Los conservadores y los no adscritos, mayoritarios, tildan de cosméticos los cambios habidos desde febrero, mientras que centristas y progresistas avalan la negociación
04 oct 2009 . Actualizado a las 02:00 h.Ni el cambio de Bermejo por Caamaño -dos talantes antitéticos- al frente del Ministerio de Justicia, ni el plan de modernización aprobado el pasado día 18 por el Gobierno van a poder evitar que, el próximo jueves, los jueces protagonicen su segunda huelga en menos de un año. La Asociación Profesional de la Magistratura (APM), mayoritaria dentro de la carrera judicial, aunque solo representa a una cuarta parte de sus miembros, se ha quedado sola en una convocatoria de la que se han descolgado las otras tres asociaciones profesionales, dos de ellas más por evitar el seguidismo que por discrepancias en las reivindicaciones.
Pero esta segunda huelga, como ya había ocurrido con la primera, lleva visos de contar con un seguimiento mayoritario porque parece tener el respaldo de la gran mayoría de los jueces no adscritos a ninguna de las cuatro asociaciones, como vienen poniendo de manifiesto las juntas de jueces celebradas en las distintas provincias.

Entradas de datos almacenados

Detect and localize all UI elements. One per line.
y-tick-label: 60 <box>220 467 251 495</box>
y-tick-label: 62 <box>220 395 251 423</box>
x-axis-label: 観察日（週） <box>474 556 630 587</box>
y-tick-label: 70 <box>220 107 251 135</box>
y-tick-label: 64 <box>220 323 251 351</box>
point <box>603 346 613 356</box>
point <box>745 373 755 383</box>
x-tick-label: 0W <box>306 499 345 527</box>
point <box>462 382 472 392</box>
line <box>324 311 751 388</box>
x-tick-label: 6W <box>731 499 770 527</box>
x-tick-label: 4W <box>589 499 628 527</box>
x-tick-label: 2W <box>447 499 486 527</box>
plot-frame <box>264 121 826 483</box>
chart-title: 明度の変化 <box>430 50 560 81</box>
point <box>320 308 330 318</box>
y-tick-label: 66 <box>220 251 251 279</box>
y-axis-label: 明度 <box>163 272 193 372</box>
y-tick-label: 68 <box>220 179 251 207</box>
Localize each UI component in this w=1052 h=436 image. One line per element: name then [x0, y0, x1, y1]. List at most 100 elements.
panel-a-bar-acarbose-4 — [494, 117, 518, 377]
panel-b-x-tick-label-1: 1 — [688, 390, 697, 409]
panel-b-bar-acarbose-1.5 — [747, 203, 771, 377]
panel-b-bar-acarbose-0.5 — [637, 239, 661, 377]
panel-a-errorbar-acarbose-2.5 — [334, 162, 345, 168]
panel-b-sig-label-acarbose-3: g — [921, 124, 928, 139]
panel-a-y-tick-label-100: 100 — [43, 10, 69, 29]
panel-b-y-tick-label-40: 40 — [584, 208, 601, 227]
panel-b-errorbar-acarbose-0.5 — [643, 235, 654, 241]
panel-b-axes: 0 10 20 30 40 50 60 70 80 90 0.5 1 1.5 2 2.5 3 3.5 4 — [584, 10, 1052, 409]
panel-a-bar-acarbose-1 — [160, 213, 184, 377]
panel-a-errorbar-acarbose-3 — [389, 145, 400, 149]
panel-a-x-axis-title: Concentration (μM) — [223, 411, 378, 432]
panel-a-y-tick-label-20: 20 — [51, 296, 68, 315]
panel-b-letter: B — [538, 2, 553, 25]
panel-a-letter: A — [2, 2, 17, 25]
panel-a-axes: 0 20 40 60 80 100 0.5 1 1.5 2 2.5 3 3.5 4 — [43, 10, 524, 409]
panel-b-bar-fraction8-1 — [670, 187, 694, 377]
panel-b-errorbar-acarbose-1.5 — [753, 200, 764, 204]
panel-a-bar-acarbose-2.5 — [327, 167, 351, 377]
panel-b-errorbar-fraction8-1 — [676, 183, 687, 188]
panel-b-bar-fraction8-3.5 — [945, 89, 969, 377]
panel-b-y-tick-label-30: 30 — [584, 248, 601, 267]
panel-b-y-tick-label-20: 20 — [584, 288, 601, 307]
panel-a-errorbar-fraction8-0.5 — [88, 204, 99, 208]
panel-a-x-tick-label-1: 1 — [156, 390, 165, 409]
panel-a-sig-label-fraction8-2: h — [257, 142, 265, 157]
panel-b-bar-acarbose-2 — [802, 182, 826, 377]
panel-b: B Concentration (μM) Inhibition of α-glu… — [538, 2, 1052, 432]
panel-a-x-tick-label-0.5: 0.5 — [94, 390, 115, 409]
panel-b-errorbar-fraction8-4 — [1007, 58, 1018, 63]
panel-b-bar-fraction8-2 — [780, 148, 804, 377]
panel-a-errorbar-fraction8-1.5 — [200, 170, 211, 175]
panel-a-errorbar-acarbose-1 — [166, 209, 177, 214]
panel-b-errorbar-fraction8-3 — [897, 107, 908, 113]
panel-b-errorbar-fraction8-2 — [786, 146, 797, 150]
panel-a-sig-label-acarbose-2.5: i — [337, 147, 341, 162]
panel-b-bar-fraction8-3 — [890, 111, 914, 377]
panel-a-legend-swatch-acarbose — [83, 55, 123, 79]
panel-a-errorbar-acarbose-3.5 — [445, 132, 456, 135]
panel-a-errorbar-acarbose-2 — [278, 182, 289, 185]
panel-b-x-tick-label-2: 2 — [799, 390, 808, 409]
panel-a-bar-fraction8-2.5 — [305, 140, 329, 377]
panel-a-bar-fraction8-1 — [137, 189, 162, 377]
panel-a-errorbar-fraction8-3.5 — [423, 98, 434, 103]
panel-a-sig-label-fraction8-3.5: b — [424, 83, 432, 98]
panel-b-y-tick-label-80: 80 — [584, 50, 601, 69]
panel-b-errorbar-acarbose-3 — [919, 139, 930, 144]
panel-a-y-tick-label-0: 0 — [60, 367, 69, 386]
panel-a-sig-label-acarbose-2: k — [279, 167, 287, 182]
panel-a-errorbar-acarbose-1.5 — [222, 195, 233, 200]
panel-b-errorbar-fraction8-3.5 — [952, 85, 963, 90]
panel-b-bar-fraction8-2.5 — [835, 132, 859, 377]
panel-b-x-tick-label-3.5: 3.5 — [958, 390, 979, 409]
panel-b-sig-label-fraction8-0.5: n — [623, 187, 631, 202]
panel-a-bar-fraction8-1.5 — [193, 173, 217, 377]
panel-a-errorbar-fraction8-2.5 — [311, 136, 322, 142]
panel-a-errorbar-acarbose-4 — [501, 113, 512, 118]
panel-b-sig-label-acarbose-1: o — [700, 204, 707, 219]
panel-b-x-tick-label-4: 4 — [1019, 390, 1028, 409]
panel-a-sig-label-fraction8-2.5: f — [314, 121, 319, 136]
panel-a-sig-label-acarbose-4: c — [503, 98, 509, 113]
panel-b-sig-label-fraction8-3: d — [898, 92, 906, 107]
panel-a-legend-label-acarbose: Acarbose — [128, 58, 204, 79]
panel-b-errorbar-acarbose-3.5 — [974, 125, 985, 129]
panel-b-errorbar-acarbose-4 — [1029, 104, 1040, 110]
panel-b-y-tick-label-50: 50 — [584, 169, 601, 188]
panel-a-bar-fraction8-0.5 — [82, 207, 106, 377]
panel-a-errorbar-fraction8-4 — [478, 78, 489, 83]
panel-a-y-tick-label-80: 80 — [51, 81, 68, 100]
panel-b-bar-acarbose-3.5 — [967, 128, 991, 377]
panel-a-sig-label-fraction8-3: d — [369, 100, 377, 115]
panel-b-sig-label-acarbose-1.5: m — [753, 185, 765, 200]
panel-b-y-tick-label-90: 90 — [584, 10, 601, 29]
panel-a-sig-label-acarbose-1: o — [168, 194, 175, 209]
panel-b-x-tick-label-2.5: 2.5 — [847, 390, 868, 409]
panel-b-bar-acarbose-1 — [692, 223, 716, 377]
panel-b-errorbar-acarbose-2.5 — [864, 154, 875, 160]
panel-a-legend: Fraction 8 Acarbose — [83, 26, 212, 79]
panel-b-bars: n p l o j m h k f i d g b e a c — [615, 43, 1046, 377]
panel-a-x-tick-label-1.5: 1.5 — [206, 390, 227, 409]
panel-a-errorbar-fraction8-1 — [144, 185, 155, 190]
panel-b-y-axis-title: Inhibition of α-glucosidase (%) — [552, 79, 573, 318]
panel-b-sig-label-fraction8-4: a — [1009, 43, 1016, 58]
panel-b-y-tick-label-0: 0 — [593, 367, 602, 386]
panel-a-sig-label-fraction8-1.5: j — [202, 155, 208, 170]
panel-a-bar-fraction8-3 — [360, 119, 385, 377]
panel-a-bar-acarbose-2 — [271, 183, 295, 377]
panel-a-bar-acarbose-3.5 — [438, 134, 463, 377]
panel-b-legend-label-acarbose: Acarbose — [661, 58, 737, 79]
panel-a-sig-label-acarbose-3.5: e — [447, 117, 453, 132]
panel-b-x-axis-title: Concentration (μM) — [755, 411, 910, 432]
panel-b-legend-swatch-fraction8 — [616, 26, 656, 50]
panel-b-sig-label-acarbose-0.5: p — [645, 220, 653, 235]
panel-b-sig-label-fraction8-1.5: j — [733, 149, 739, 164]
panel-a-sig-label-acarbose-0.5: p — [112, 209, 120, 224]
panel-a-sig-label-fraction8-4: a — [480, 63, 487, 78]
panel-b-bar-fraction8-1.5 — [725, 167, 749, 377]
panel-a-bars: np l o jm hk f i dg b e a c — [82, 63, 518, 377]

TAREA ASIGNADA
Transcribe íntegra y literalmente la noticia sobre la huelga de jueces. El listado constituye un material aparte, sin relación con la noticia.

PROBLEMA RESUELTO
Los conservadores y los no adscritos, mayoritarios, tildan de cosméticos los cambios habidos desde febrero, mientras que centristas y progresistas avalan la negociación
04 oct 2009 . Actualizado a las 02:00 h.Ni el cambio de Bermejo por Caamaño -dos talantes antitéticos- al frente del Ministerio de Justicia, ni el plan de modernización aprobado el pasado día 18 por el Gobierno van a poder evitar que, el próximo jueves, los jueces protagonicen su segunda huelga en menos de un año. La Asociación Profesional de la Magistratura (APM), mayoritaria dentro de la carrera judicial, aunque solo representa a una cuarta parte de sus miembros, se ha quedado sola en una convocatoria de la que se han descolgado las otras tres asociaciones profesionales, dos de ellas más por evitar el seguidismo que por discrepancias en las reivindicaciones.
Pero esta segunda huelga, como ya había ocurrido con la primera, lleva visos de contar con un seguimiento mayoritario porque parece tener el respaldo de la gran mayoría de los jueces no adscritos a ninguna de las cuatro asociaciones, como vienen poniendo de manifiesto las juntas de jueces celebradas en las distintas provincias.